◆ EXERCISE DETAILS: Please quote every line word for word.

## BEGIN ENTRIES SUPPLIED

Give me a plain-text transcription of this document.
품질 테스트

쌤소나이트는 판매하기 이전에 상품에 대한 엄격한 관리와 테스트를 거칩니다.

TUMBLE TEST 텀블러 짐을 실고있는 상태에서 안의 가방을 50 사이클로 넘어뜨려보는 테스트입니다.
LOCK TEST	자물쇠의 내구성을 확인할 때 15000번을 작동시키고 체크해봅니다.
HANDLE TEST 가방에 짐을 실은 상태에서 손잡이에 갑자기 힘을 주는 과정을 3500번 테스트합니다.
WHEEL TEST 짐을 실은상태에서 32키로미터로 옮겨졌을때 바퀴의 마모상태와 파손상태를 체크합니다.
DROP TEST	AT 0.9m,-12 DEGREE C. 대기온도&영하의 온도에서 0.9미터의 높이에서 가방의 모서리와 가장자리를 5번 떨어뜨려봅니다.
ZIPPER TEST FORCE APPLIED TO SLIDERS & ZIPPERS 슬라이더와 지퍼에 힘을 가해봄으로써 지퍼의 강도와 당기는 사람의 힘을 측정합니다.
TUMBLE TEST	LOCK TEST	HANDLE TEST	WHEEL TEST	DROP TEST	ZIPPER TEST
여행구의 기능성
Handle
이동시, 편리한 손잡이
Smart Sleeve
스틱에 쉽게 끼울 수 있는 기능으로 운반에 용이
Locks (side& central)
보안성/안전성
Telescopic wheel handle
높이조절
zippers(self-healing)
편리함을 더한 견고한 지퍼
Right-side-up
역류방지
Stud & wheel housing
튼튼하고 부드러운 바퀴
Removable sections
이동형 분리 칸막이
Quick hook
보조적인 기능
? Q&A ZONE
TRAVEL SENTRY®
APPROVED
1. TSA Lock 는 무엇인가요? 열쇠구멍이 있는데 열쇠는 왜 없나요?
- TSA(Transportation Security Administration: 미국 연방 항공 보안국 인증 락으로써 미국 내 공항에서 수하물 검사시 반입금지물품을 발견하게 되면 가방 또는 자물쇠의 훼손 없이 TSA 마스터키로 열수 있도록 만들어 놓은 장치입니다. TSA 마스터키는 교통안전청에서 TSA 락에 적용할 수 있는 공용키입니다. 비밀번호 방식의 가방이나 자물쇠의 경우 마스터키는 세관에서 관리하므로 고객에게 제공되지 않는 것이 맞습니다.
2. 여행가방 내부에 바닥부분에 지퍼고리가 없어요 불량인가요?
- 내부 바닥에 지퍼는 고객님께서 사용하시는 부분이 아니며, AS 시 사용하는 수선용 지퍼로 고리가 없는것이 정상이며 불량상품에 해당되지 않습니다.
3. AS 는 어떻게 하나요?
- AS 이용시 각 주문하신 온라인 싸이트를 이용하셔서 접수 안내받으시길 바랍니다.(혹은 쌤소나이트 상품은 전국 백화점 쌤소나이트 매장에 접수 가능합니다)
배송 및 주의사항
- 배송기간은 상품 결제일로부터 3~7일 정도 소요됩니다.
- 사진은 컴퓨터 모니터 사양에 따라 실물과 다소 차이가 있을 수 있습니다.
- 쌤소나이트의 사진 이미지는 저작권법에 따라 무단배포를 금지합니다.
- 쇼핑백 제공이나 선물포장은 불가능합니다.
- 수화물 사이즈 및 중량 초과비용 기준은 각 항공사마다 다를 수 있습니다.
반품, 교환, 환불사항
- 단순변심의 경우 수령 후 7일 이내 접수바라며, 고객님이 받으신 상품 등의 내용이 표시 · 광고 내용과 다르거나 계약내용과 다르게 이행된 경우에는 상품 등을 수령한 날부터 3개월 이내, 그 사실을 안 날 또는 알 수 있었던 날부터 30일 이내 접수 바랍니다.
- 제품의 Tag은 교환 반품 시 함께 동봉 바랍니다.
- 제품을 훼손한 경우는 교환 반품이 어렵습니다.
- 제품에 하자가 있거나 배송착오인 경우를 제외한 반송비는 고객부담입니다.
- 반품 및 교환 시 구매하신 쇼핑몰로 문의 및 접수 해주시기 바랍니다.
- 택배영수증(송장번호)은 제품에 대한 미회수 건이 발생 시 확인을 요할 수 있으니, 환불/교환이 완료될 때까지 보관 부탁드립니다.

## END ENTRIES SUPPLIED

◆ WRITTEN SOLUTION:
Give me a plain-text transcription of this document.
품질 테스트

쌤소나이트는 판매하기 이전에 상품에 대한 엄격한 관리와 테스트를 거칩니다.

TUMBLE TEST 텀블러 짐을 실고있는 상태에서 안의 가방을 50 사이클로 넘어뜨려보는 테스트입니다.
LOCK TEST	자물쇠의 내구성을 확인할 때 15000번을 작동시키고 체크해봅니다.
HANDLE TEST 가방에 짐을 실은 상태에서 손잡이에 갑자기 힘을 주는 과정을 3500번 테스트합니다.
WHEEL TEST 짐을 실은상태에서 32키로미터로 옮겨졌을때 바퀴의 마모상태와 파손상태를 체크합니다.
DROP TEST	AT 0.9m,-12 DEGREE C. 대기온도&영하의 온도에서 0.9미터의 높이에서 가방의 모서리와 가장자리를 5번 떨어뜨려봅니다.
ZIPPER TEST FORCE APPLIED TO SLIDERS & ZIPPERS 슬라이더와 지퍼에 힘을 가해봄으로써 지퍼의 강도와 당기는 사람의 힘을 측정합니다.
TUMBLE TEST	LOCK TEST	HANDLE TEST	WHEEL TEST	DROP TEST	ZIPPER TEST
여행구의 기능성
Handle
이동시, 편리한 손잡이
Smart Sleeve
스틱에 쉽게 끼울 수 있는 기능으로 운반에 용이
Locks (side& central)
보안성/안전성
Telescopic wheel handle
높이조절
zippers(self-healing)
편리함을 더한 견고한 지퍼
Right-side-up
역류방지
Stud & wheel housing
튼튼하고 부드러운 바퀴
Removable sections
이동형 분리 칸막이
Quick hook
보조적인 기능
? Q&A ZONE
TRAVEL SENTRY®
APPROVED
1. TSA Lock 는 무엇인가요? 열쇠구멍이 있는데 열쇠는 왜 없나요?
- TSA(Transportation Security Administration: 미국 연방 항공 보안국 인증 락으로써 미국 내 공항에서 수하물 검사시 반입금지물품을 발견하게 되면 가방 또는 자물쇠의 훼손 없이 TSA 마스터키로 열수 있도록 만들어 놓은 장치입니다. TSA 마스터키는 교통안전청에서 TSA 락에 적용할 수 있는 공용키입니다. 비밀번호 방식의 가방이나 자물쇠의 경우 마스터키는 세관에서 관리하므로 고객에게 제공되지 않는 것이 맞습니다.
2. 여행가방 내부에 바닥부분에 지퍼고리가 없어요 불량인가요?
- 내부 바닥에 지퍼는 고객님께서 사용하시는 부분이 아니며, AS 시 사용하는 수선용 지퍼로 고리가 없는것이 정상이며 불량상품에 해당되지 않습니다.
3. AS 는 어떻게 하나요?
- AS 이용시 각 주문하신 온라인 싸이트를 이용하셔서 접수 안내받으시길 바랍니다.(혹은 쌤소나이트 상품은 전국 백화점 쌤소나이트 매장에 접수 가능합니다)
배송 및 주의사항
- 배송기간은 상품 결제일로부터 3~7일 정도 소요됩니다.
- 사진은 컴퓨터 모니터 사양에 따라 실물과 다소 차이가 있을 수 있습니다.
- 쌤소나이트의 사진 이미지는 저작권법에 따라 무단배포를 금지합니다.
- 쇼핑백 제공이나 선물포장은 불가능합니다.
- 수화물 사이즈 및 중량 초과비용 기준은 각 항공사마다 다를 수 있습니다.
반품, 교환, 환불사항
- 단순변심의 경우 수령 후 7일 이내 접수바라며, 고객님이 받으신 상품 등의 내용이 표시 · 광고 내용과 다르거나 계약내용과 다르게 이행된 경우에는 상품 등을 수령한 날부터 3개월 이내, 그 사실을 안 날 또는 알 수 있었던 날부터 30일 이내 접수 바랍니다.
- 제품의 Tag은 교환 반품 시 함께 동봉 바랍니다.
- 제품을 훼손한 경우는 교환 반품이 어렵습니다.
- 제품에 하자가 있거나 배송착오인 경우를 제외한 반송비는 고객부담입니다.
- 반품 및 교환 시 구매하신 쇼핑몰로 문의 및 접수 해주시기 바랍니다.
- 택배영수증(송장번호)은 제품에 대한 미회수 건이 발생 시 확인을 요할 수 있으니, 환불/교환이 완료될 때까지 보관 부탁드립니다.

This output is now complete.